* Set problem:
Reproduce each line exactly. Skip none.

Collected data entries
Start

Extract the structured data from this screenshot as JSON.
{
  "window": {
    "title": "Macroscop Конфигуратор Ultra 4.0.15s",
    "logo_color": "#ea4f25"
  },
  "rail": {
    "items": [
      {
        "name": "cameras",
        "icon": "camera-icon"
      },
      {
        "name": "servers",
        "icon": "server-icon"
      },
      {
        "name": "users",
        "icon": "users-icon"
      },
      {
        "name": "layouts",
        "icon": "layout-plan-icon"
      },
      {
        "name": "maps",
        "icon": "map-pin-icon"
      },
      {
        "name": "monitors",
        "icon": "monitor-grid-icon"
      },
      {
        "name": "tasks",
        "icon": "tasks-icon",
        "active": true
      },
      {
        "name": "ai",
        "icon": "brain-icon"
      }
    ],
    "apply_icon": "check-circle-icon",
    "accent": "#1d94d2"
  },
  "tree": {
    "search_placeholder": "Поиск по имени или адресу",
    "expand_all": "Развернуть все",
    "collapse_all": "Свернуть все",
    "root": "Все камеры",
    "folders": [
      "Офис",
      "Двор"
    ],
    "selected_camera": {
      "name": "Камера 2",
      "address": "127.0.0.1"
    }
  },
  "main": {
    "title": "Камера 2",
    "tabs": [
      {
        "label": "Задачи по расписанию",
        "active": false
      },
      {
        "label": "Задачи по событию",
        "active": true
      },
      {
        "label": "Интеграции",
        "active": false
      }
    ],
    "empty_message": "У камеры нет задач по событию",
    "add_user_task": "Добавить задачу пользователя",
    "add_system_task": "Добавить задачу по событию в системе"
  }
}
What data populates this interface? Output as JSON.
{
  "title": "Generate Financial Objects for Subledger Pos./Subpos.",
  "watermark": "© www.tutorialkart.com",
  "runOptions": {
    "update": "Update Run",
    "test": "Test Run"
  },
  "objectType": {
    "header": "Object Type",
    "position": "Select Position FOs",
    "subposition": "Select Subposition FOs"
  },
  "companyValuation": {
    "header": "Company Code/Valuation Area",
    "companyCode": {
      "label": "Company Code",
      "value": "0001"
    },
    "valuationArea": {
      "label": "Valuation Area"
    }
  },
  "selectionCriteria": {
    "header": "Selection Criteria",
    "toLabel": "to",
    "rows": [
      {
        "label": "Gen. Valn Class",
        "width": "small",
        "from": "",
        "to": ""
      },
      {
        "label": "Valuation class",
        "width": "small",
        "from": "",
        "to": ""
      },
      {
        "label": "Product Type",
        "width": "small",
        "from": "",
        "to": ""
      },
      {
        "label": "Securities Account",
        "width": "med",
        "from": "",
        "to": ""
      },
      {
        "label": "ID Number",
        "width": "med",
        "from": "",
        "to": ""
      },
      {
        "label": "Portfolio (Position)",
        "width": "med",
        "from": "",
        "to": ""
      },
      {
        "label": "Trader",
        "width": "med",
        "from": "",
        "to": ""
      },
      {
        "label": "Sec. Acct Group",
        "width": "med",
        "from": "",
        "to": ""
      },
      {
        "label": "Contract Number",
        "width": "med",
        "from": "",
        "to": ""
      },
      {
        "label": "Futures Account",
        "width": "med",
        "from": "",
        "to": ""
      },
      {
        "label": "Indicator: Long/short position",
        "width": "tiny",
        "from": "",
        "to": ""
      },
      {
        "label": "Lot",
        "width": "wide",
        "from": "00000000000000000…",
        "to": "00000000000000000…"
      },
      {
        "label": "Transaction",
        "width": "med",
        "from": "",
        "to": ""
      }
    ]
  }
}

End

* Answer to the problem:
Extract the structured data from this screenshot as JSON.
{
  "window": {
    "title": "Macroscop Конфигуратор Ultra 4.0.15s",
    "logo_color": "#ea4f25"
  },
  "rail": {
    "items": [
      {
        "name": "cameras",
        "icon": "camera-icon"
      },
      {
        "name": "servers",
        "icon": "server-icon"
      },
      {
        "name": "users",
        "icon": "users-icon"
      },
      {
        "name": "layouts",
        "icon": "layout-plan-icon"
      },
      {
        "name": "maps",
        "icon": "map-pin-icon"
      },
      {
        "name": "monitors",
        "icon": "monitor-grid-icon"
      },
      {
        "name": "tasks",
        "icon": "tasks-icon",
        "active": true
      },
      {
        "name": "ai",
        "icon": "brain-icon"
      }
    ],
    "apply_icon": "check-circle-icon",
    "accent": "#1d94d2"
  },
  "tree": {
    "search_placeholder": "Поиск по имени или адресу",
    "expand_all": "Развернуть все",
    "collapse_all": "Свернуть все",
    "root": "Все камеры",
    "folders": [
      "Офис",
      "Двор"
    ],
    "selected_camera": {
      "name": "Камера 2",
      "address": "127.0.0.1"
    }
  },
  "main": {
    "title": "Камера 2",
    "tabs": [
      {
        "label": "Задачи по расписанию",
        "active": false
      },
      {
        "label": "Задачи по событию",
        "active": true
      },
      {
        "label": "Интеграции",
        "active": false
      }
    ],
    "empty_message": "У камеры нет задач по событию",
    "add_user_task": "Добавить задачу пользователя",
    "add_system_task": "Добавить задачу по событию в системе"
  }
}
What data populates this interface? Output as JSON.
{
  "title": "Generate Financial Objects for Subledger Pos./Subpos.",
  "watermark": "© www.tutorialkart.com",
  "runOptions": {
    "update": "Update Run",
    "test": "Test Run"
  },
  "objectType": {
    "header": "Object Type",
    "position": "Select Position FOs",
    "subposition": "Select Subposition FOs"
  },
  "companyValuation": {
    "header": "Company Code/Valuation Area",
    "companyCode": {
      "label": "Company Code",
      "value": "0001"
    },
    "valuationArea": {
      "label": "Valuation Area"
    }
  },
  "selectionCriteria": {
    "header": "Selection Criteria",
    "toLabel": "to",
    "rows": [
      {
        "label": "Gen. Valn Class",
        "width": "small",
        "from": "",
        "to": ""
      },
      {
        "label": "Valuation class",
        "width": "small",
        "from": "",
        "to": ""
      },
      {
        "label": "Product Type",
        "width": "small",
        "from": "",
        "to": ""
      },
      {
        "label": "Securities Account",
        "width": "med",
        "from": "",
        "to": ""
      },
      {
        "label": "ID Number",
        "width": "med",
        "from": "",
        "to": ""
      },
      {
        "label": "Portfolio (Position)",
        "width": "med",
        "from": "",
        "to": ""
      },
      {
        "label": "Trader",
        "width": "med",
        "from": "",
        "to": ""
      },
      {
        "label": "Sec. Acct Group",
        "width": "med",
        "from": "",
        "to": ""
      },
      {
        "label": "Contract Number",
        "width": "med",
        "from": "",
        "to": ""
      },
      {
        "label": "Futures Account",
        "width": "med",
        "from": "",
        "to": ""
      },
      {
        "label": "Indicator: Long/short position",
        "width": "tiny",
        "from": "",
        "to": ""
      },
      {
        "label": "Lot",
        "width": "wide",
        "from": "00000000000000000…",
        "to": "00000000000000000…"
      },
      {
        "label": "Transaction",
        "width": "med",
        "from": "",
        "to": ""
      }
    ]
  }
}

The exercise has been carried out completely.